## Short task
Please turn the lines below into a JSON list of strings, one string per line, leaving out any blank lines. Begin at the line that has "panel-b: (b) Changes" and stop after the line that has "panel-a-xtick-label: 250 <box>404".

## Excerpted data
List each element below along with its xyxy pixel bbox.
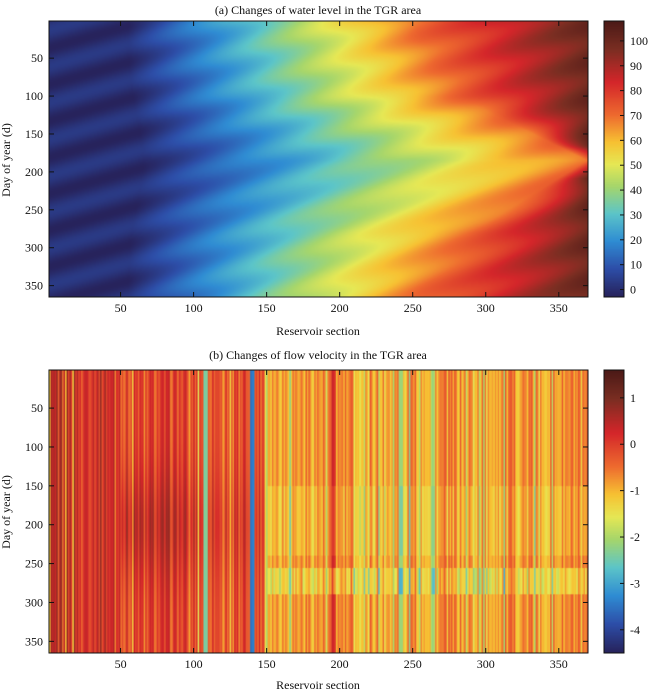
panel-b: (b) Changes of flow velocity in the TGR … <box>0 348 640 692</box>
panel-a-colorbar-tick-label: 100 <box>630 34 648 48</box>
panel-a-ytick-label: 300 <box>25 241 43 255</box>
panel-b-xtick-label: 50 <box>115 657 127 671</box>
panel-a-colorbar <box>604 21 624 297</box>
panel-b-xtick-label: 100 <box>185 657 203 671</box>
panel-b-ylabel: Day of year (d) <box>0 475 13 549</box>
panel-b-heatmap <box>49 370 588 653</box>
panel-b-title: (b) Changes of flow velocity in the TGR … <box>209 348 427 362</box>
panel-a-xtick-label: 150 <box>258 301 276 315</box>
panel-b-xtick-label: 300 <box>477 657 495 671</box>
panel-a-xtick-label: 100 <box>185 301 203 315</box>
panel-b-xtick-label: 150 <box>258 657 276 671</box>
panel-b-xtick-label: 250 <box>404 657 422 671</box>
panel-b-ytick-label: 150 <box>25 479 43 493</box>
panel-b-ytick-label: 100 <box>25 440 43 454</box>
panel-a-colorbar-tick-label: 60 <box>630 133 642 147</box>
panel-a-ytick-label: 100 <box>25 89 43 103</box>
panel-a-colorbar-tick-label: 30 <box>630 208 642 222</box>
panel-b-colorbar-frame <box>603 369 625 654</box>
panel-a-xtick-label: 200 <box>331 301 349 315</box>
panel-a-colorbar-tick-label: 90 <box>630 59 642 73</box>
panel-b-ytick-label: 250 <box>25 557 43 571</box>
panel-a-colorbar-tick-label: 40 <box>630 183 642 197</box>
panel-a-xtick-label: 50 <box>115 301 127 315</box>
panel-b-ytick-label: 350 <box>25 634 43 648</box>
panel-a-frame <box>48 20 589 298</box>
panel-b-ytick-label: 200 <box>25 518 43 532</box>
panel-b-xtick-label: 200 <box>331 657 349 671</box>
panel-b-xtick-label: 350 <box>550 657 568 671</box>
panel-b-frame <box>48 369 589 654</box>
panel-a-ytick-label: 200 <box>25 165 43 179</box>
panel-a-colorbar-tick-label: 80 <box>630 84 642 98</box>
panel-b-ytick-label: 50 <box>31 401 43 415</box>
panel-a-colorbar-tick-label: 20 <box>630 233 642 247</box>
panel-b-colorbar <box>604 370 624 653</box>
panel-b-ytick-label: 300 <box>25 595 43 609</box>
panel-a-xtick-label: 250 <box>404 301 422 315</box>
panel-a-ytick-label: 150 <box>25 127 43 141</box>
panel-a-colorbar-tick-label: 0 <box>630 283 636 297</box>
panel-a-ytick-label: 350 <box>25 279 43 293</box>
panel-b-colorbar-tick-label: -3 <box>630 576 640 590</box>
panel-a-colorbar-tick-label: 70 <box>630 108 642 122</box>
panel-b-colorbar-tick-label: 0 <box>630 437 636 451</box>
panel-a-xtick-label: 300 <box>477 301 495 315</box>
panel-a-colorbar-frame <box>603 20 625 298</box>
panel-a: (a) Changes of water level in the TGR ar… <box>0 3 648 338</box>
panel-a-heatmap <box>49 21 588 297</box>
panel-a-ylabel: Day of year (d) <box>0 123 13 197</box>
panel-b-colorbar-tick-label: -1 <box>630 484 640 498</box>
panel-a-colorbar-tick-label: 50 <box>630 158 642 172</box>
panel-b-xlabel: Reservoir section <box>276 678 360 692</box>
panel-a-xlabel: Reservoir section <box>276 324 360 338</box>
panel-a-ytick-label: 50 <box>31 51 43 65</box>
panel-a-colorbar-tick-label: 10 <box>630 258 642 272</box>
panel-b-colorbar-tick-label: -2 <box>630 530 640 544</box>
panel-b-colorbar-tick-label: -4 <box>630 623 640 637</box>
panel-b-colorbar-tick-label: 1 <box>630 391 636 405</box>
panel-a-xtick-label: 350 <box>550 301 568 315</box>
panel-a-title: (a) Changes of water level in the TGR ar… <box>215 3 422 17</box>
panel-a-ytick-label: 250 <box>25 203 43 217</box>
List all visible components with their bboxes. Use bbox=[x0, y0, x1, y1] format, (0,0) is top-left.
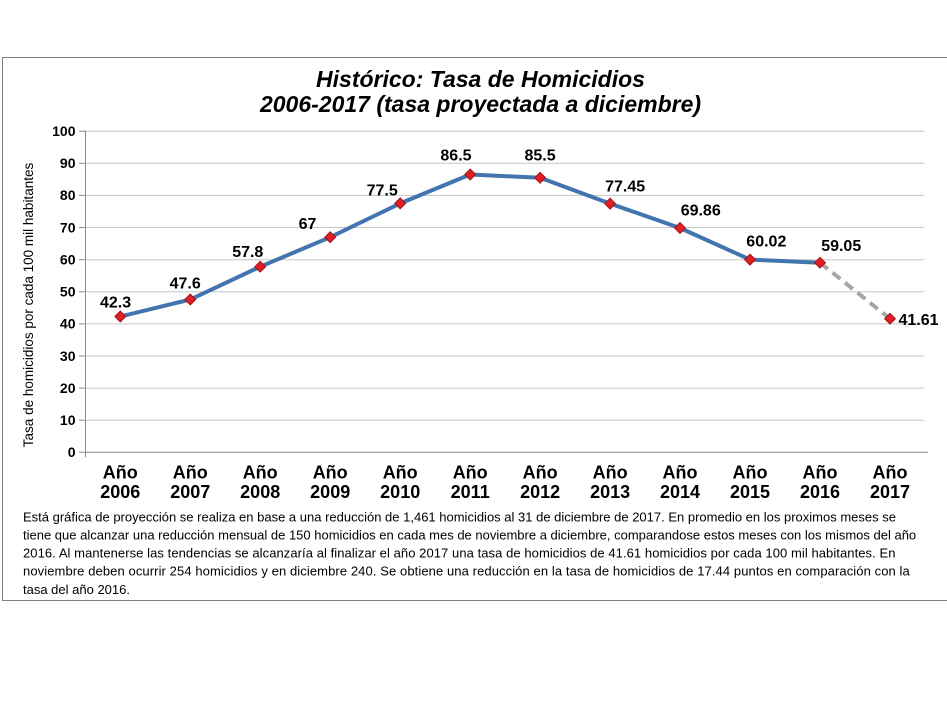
svg-text:Tasa de homicidios por cada 10: Tasa de homicidios por cada 100 mil habi… bbox=[21, 163, 36, 448]
svg-text:noviembre deben ocurrir 254: noviembre deben ocurrir 254 homicidios y… bbox=[23, 564, 911, 579]
svg-text:2009: 2009 bbox=[310, 482, 350, 502]
svg-text:Año: Año bbox=[453, 463, 488, 483]
svg-text:59.05: 59.05 bbox=[821, 238, 861, 255]
svg-text:2016: 2016 bbox=[800, 482, 840, 502]
svg-text:85.5: 85.5 bbox=[525, 148, 556, 165]
svg-text:2016. Al mantenerse las tenden: 2016. Al mantenerse las tendencias se al… bbox=[23, 546, 896, 561]
svg-text:0: 0 bbox=[68, 444, 76, 460]
svg-text:42.3: 42.3 bbox=[100, 294, 131, 311]
svg-text:2006: 2006 bbox=[100, 482, 140, 502]
svg-text:Año: Año bbox=[523, 463, 558, 483]
svg-text:57.8: 57.8 bbox=[232, 244, 263, 261]
svg-text:2011: 2011 bbox=[451, 482, 490, 502]
svg-text:tiene que alcanzar una reducci: tiene que alcanzar una reducción mensual… bbox=[23, 528, 916, 543]
svg-text:Año: Año bbox=[873, 463, 908, 483]
svg-text:2006-2017 (tasa proyectada a d: 2006-2017 (tasa proyectada a diciembre) bbox=[259, 91, 701, 117]
svg-text:86.5: 86.5 bbox=[440, 148, 471, 165]
svg-text:2013: 2013 bbox=[590, 482, 630, 502]
svg-text:20: 20 bbox=[60, 380, 76, 396]
svg-text:Año: Año bbox=[173, 463, 208, 483]
svg-text:40: 40 bbox=[60, 316, 76, 332]
svg-text:50: 50 bbox=[60, 284, 76, 300]
svg-text:Histórico: Tasa de Homicidios: Histórico: Tasa de Homicidios bbox=[316, 66, 645, 92]
svg-text:tasa del año 2016.: tasa del año 2016. bbox=[23, 582, 130, 597]
svg-text:10: 10 bbox=[60, 412, 76, 428]
svg-text:70: 70 bbox=[60, 219, 76, 235]
svg-text:69.86: 69.86 bbox=[681, 202, 721, 219]
svg-text:Año: Año bbox=[663, 463, 698, 483]
svg-text:67: 67 bbox=[299, 216, 317, 233]
svg-text:41.61: 41.61 bbox=[899, 312, 939, 329]
svg-text:Año: Año bbox=[383, 463, 418, 483]
svg-text:77.5: 77.5 bbox=[367, 182, 398, 199]
svg-text:2010: 2010 bbox=[380, 482, 420, 502]
svg-text:60.02: 60.02 bbox=[746, 234, 786, 251]
svg-text:2008: 2008 bbox=[240, 482, 280, 502]
svg-text:2015: 2015 bbox=[730, 482, 770, 502]
svg-text:Año: Año bbox=[803, 463, 838, 483]
svg-text:30: 30 bbox=[60, 348, 76, 364]
svg-text:90: 90 bbox=[60, 155, 76, 171]
svg-text:Año: Año bbox=[313, 463, 348, 483]
svg-text:Año: Año bbox=[243, 463, 278, 483]
svg-text:100: 100 bbox=[52, 123, 76, 139]
svg-text:77.45: 77.45 bbox=[605, 178, 645, 195]
svg-text:Está gráfica de proyección se: Está gráfica de proyección se realiza en… bbox=[23, 509, 896, 524]
svg-text:Año: Año bbox=[733, 463, 768, 483]
svg-text:Año: Año bbox=[593, 463, 628, 483]
svg-text:2012: 2012 bbox=[520, 482, 560, 502]
svg-text:2017: 2017 bbox=[870, 482, 910, 502]
svg-text:2014: 2014 bbox=[660, 482, 700, 502]
svg-text:80: 80 bbox=[60, 187, 76, 203]
svg-text:47.6: 47.6 bbox=[170, 275, 201, 292]
svg-text:Año: Año bbox=[103, 463, 138, 483]
svg-text:2007: 2007 bbox=[170, 482, 210, 502]
svg-text:60: 60 bbox=[60, 252, 76, 268]
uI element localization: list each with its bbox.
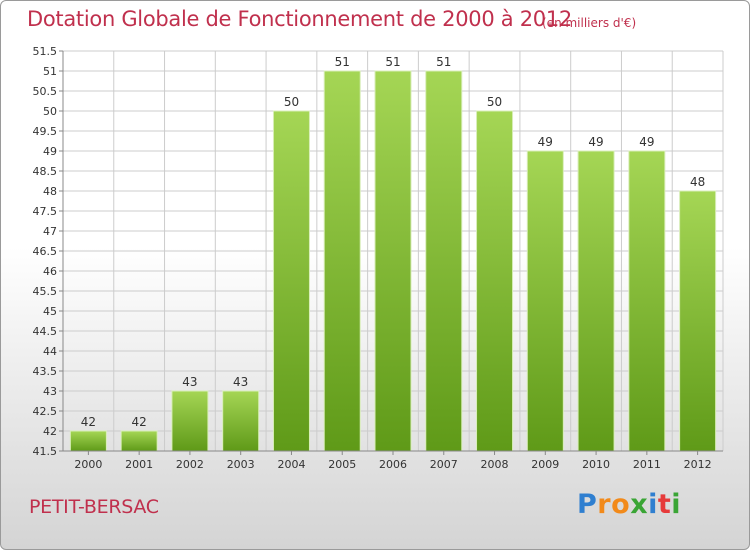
x-tick-label: 2012 xyxy=(684,458,712,471)
y-tick-label: 50.5 xyxy=(33,85,58,98)
logo-letter: i xyxy=(671,489,682,520)
y-tick-label: 46.5 xyxy=(33,245,58,258)
y-tick-label: 47 xyxy=(43,225,57,238)
y-tick-label: 42.5 xyxy=(33,405,58,418)
bar xyxy=(323,70,361,452)
x-tick-label: 2005 xyxy=(328,458,356,471)
y-tick-label: 45 xyxy=(43,305,57,318)
x-tick-label: 2006 xyxy=(379,458,407,471)
bar xyxy=(120,430,158,452)
logo-letter: o xyxy=(611,489,631,520)
bar xyxy=(577,150,615,452)
data-label: 48 xyxy=(690,175,705,189)
data-label: 51 xyxy=(385,55,400,69)
x-tick-label: 2009 xyxy=(531,458,559,471)
x-tick-label: 2001 xyxy=(125,458,153,471)
x-tick-label: 2011 xyxy=(633,458,661,471)
logo-letter: t xyxy=(657,489,672,520)
proxiti-logo: Proxiti xyxy=(577,489,681,520)
y-tick-label: 49 xyxy=(43,145,57,158)
data-label: 42 xyxy=(81,415,96,429)
y-tick-label: 43.5 xyxy=(33,365,58,378)
y-tick-label: 43 xyxy=(43,385,57,398)
chart-title: Dotation Globale de Fonctionnement de 20… xyxy=(27,7,572,31)
y-tick-label: 49.5 xyxy=(33,125,58,138)
axes: 41.5 42 42.5 43 43.5 44 44.5 45 45.5 46 46.5 47 47.5… xyxy=(33,45,723,471)
bar xyxy=(272,110,310,452)
x-tick-label: 2007 xyxy=(430,458,458,471)
y-tick-label: 46 xyxy=(43,265,57,278)
logo-letter: r xyxy=(597,489,612,520)
y-tick-label: 50 xyxy=(43,105,57,118)
bar xyxy=(222,390,260,452)
y-tick-label: 51.5 xyxy=(33,45,58,58)
x-tick-label: 2002 xyxy=(176,458,204,471)
x-tick-label: 2008 xyxy=(481,458,509,471)
bar xyxy=(425,70,463,452)
data-label: 50 xyxy=(284,95,299,109)
x-tick-label: 2004 xyxy=(277,458,305,471)
bar xyxy=(374,70,412,452)
y-tick-label: 44.5 xyxy=(33,325,58,338)
bar xyxy=(171,390,209,452)
data-label: 43 xyxy=(182,375,197,389)
logo-letter: i xyxy=(648,489,658,520)
y-tick-label: 48 xyxy=(43,185,57,198)
logo-letter: x xyxy=(630,489,649,520)
x-tick-label: 2003 xyxy=(227,458,255,471)
bars xyxy=(69,70,717,452)
y-tick-label: 51 xyxy=(43,65,57,78)
data-label: 43 xyxy=(233,375,248,389)
value-labels: 42 42 43 43 50 51 51 51 50 49 49 49 48 xyxy=(81,55,706,429)
chart-subtitle: (en milliers d'€) xyxy=(542,16,637,30)
data-label: 42 xyxy=(132,415,147,429)
data-label: 50 xyxy=(487,95,502,109)
logo-letter: P xyxy=(577,489,598,520)
data-label: 49 xyxy=(639,135,654,149)
commune-name: PETIT-BERSAC xyxy=(29,496,159,518)
y-tick-label: 42 xyxy=(43,425,57,438)
bar xyxy=(628,150,666,452)
data-label: 49 xyxy=(538,135,553,149)
data-label: 49 xyxy=(588,135,603,149)
bar xyxy=(69,430,107,452)
bar xyxy=(526,150,564,452)
y-tick-label: 47.5 xyxy=(33,205,58,218)
data-label: 51 xyxy=(335,55,350,69)
x-tick-label: 2010 xyxy=(582,458,610,471)
y-tick-label: 41.5 xyxy=(33,445,58,458)
data-label: 51 xyxy=(436,55,451,69)
y-tick-label: 48.5 xyxy=(33,165,58,178)
y-tick-label: 45.5 xyxy=(33,285,58,298)
bar xyxy=(679,190,717,452)
x-tick-label: 2000 xyxy=(74,458,102,471)
bar xyxy=(476,110,514,452)
y-tick-label: 44 xyxy=(43,345,57,358)
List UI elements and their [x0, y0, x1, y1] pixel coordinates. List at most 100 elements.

## Task result
[
  "panel-b: (b) Changes of flow velocity in the TGR … <box>0 348 640 692</box>",
  "panel-a-colorbar-tick-label: 100 <box>630 34 648 48</box>",
  "panel-a-ytick-label: 300 <box>25 241 43 255</box>",
  "panel-b-xtick-label: 50 <box>115 657 127 671</box>",
  "panel-a-colorbar <box>604 21 624 297</box>",
  "panel-b-xtick-label: 100 <box>185 657 203 671</box>",
  "panel-b-ylabel: Day of year (d) <box>0 475 13 549</box>",
  "panel-b-heatmap <box>49 370 588 653</box>",
  "panel-b-title: (b) Changes of flow velocity in the TGR … <box>209 348 427 362</box>",
  "panel-a-xtick-label: 150 <box>258 301 276 315</box>",
  "panel-b-xtick-label: 300 <box>477 657 495 671</box>",
  "panel-a-xtick-label: 100 <box>185 301 203 315</box>",
  "panel-b-xtick-label: 150 <box>258 657 276 671</box>",
  "panel-b-xtick-label: 250 <box>404 657 422 671</box>",
  "panel-b-ytick-label: 150 <box>25 479 43 493</box>",
  "panel-b-ytick-label: 100 <box>25 440 43 454</box>",
  "panel-a-colorbar-tick-label: 60 <box>630 133 642 147</box>",
  "panel-a-ytick-label: 100 <box>25 89 43 103</box>",
  "panel-a-colorbar-tick-label: 30 <box>630 208 642 222</box>",
  "panel-b-colorbar-frame <box>603 369 625 654</box>",
  "panel-a-xtick-label: 200 <box>331 301 349 315</box>",
  "panel-a-colorbar-tick-label: 90 <box>630 59 642 73</box>",
  "panel-b-ytick-label: 250 <box>25 557 43 571</box>",
  "panel-a-colorbar-tick-label: 40 <box>630 183 642 197</box>",
  "panel-a-xtick-label: 50 <box>115 301 127 315</box>",
  "panel-b-ytick-label: 350 <box>25 634 43 648</box>",
  "panel-a-frame <box>48 20 589 298</box>",
  "panel-b-ytick-label: 200 <box>25 518 43 532</box>",
  "panel-b-xtick-label: 200 <box>331 657 349 671</box>",
  "panel-b-xtick-label: 350 <box>550 657 568 671</box>",
  "panel-b-frame <box>48 369 589 654</box>",
  "panel-a-ytick-label: 200 <box>25 165 43 179</box>",
  "panel-a-colorbar-tick-label: 80 <box>630 84 642 98</box>",
  "panel-b-ytick-label: 50 <box>31 401 43 415</box>",
  "panel-a-colorbar-tick-label: 20 <box>630 233 642 247</box>",
  "panel-b-colorbar <box>604 370 624 653</box>",
  "panel-b-ytick-label: 300 <box>25 595 43 609</box>",
  "panel-a-xtick-label: 250 <box>404 301 422 315</box>"
]